> **PROVIDED DATA**
----------------
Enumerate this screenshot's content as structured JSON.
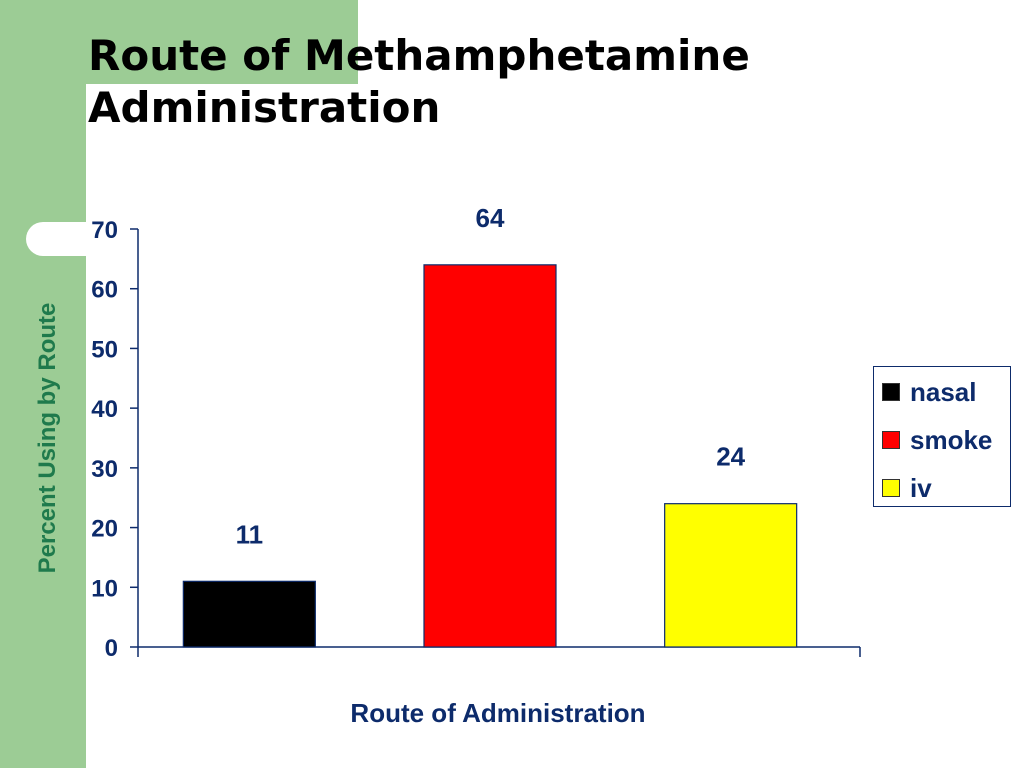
{
  "slide": {
    "title": "Route of Methamphetamine Administration"
  },
  "chart_data": {
    "type": "bar",
    "title": "Route of Methamphetamine Administration",
    "xlabel": "Route of Administration",
    "ylabel": "Percent Using by Route",
    "ylim": [
      0,
      70
    ],
    "yticks": [
      0,
      10,
      20,
      30,
      40,
      50,
      60,
      70
    ],
    "grid": false,
    "legend_placement": "right",
    "categories": [
      "nasal",
      "smoke",
      "iv"
    ],
    "values": [
      11,
      64,
      24
    ],
    "colors": [
      "#000000",
      "#ff0000",
      "#ffff00"
    ],
    "data_labels": [
      "11",
      "64",
      "24"
    ]
  },
  "theme": {
    "accent_green": "#9ccc95",
    "label_navy": "#0d2b6b",
    "ylabel_green": "#1f7a4c"
  }
}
----------------
> **EXERCISE DESCRIPTION**
Leave out the pictures and give the listing above again exactly.

> **RESPONSE TO THE TASK**
Enumerate this screenshot's content as structured JSON.
{
  "slide": {
    "title": "Route of Methamphetamine Administration"
  },
  "chart_data": {
    "type": "bar",
    "title": "Route of Methamphetamine Administration",
    "xlabel": "Route of Administration",
    "ylabel": "Percent Using by Route",
    "ylim": [
      0,
      70
    ],
    "yticks": [
      0,
      10,
      20,
      30,
      40,
      50,
      60,
      70
    ],
    "grid": false,
    "legend_placement": "right",
    "categories": [
      "nasal",
      "smoke",
      "iv"
    ],
    "values": [
      11,
      64,
      24
    ],
    "colors": [
      "#000000",
      "#ff0000",
      "#ffff00"
    ],
    "data_labels": [
      "11",
      "64",
      "24"
    ]
  },
  "theme": {
    "accent_green": "#9ccc95",
    "label_navy": "#0d2b6b",
    "ylabel_green": "#1f7a4c"
  }
}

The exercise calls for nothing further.